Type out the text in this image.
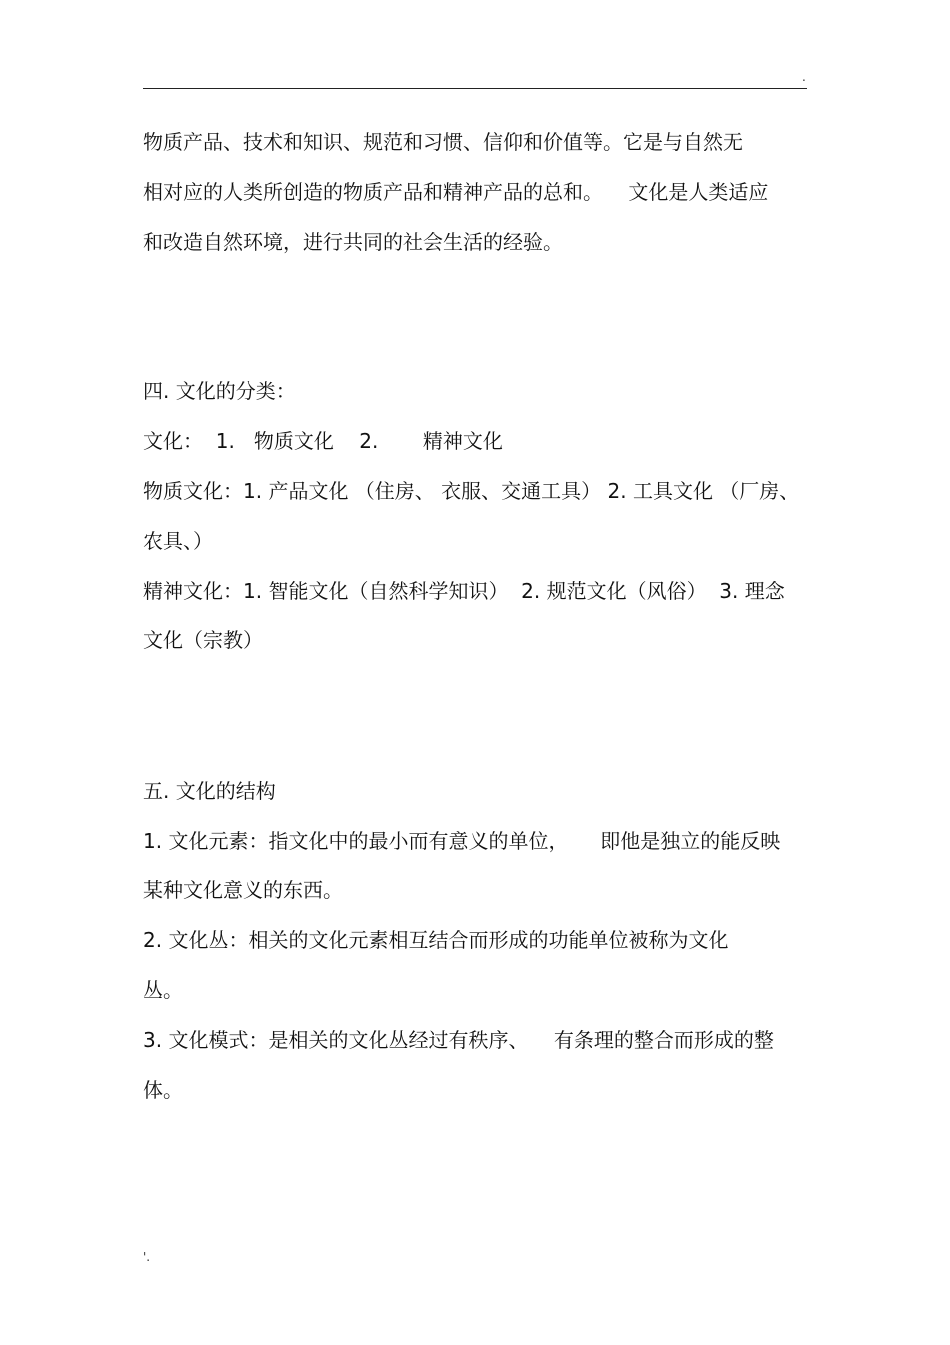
.
物质产品、技术和知识、规范和习惯、信仰和价值等。它是与自然无
相对应的人类所创造的物质产品和精神产品的总和。    文化是人类适应
和改造自然环境，进行共同的社会生活的经验。
四. 文化的分类：
文化：  1.   物质文化    2.       精神文化
物质文化：1. 产品文化 （住房、 衣服、交通工具） 2. 工具文化 （厂房、
农具、）
精神文化：1. 智能文化（自然科学知识）  2. 规范文化（风俗）  3. 理念
文化（宗教）
五. 文化的结构
1. 文化元素：指文化中的最小而有意义的单位，     即他是独立的能反映
某种文化意义的东西。
2. 文化丛：相关的文化元素相互结合而形成的功能单位被称为文化
丛。
3. 文化模式：是相关的文化丛经过有秩序、    有条理的整合而形成的整
体。
'.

*Set exercise*
Every line above should be returned word for word, with the pictures left behind.

*Completed exercise*
Type out the text in this image.
.
物质产品、技术和知识、规范和习惯、信仰和价值等。它是与自然无
相对应的人类所创造的物质产品和精神产品的总和。    文化是人类适应
和改造自然环境，进行共同的社会生活的经验。
四. 文化的分类：
文化：  1.   物质文化    2.       精神文化
物质文化：1. 产品文化 （住房、 衣服、交通工具） 2. 工具文化 （厂房、
农具、）
精神文化：1. 智能文化（自然科学知识）  2. 规范文化（风俗）  3. 理念
文化（宗教）
五. 文化的结构
1. 文化元素：指文化中的最小而有意义的单位，     即他是独立的能反映
某种文化意义的东西。
2. 文化丛：相关的文化元素相互结合而形成的功能单位被称为文化
丛。
3. 文化模式：是相关的文化丛经过有秩序、    有条理的整合而形成的整
体。
'.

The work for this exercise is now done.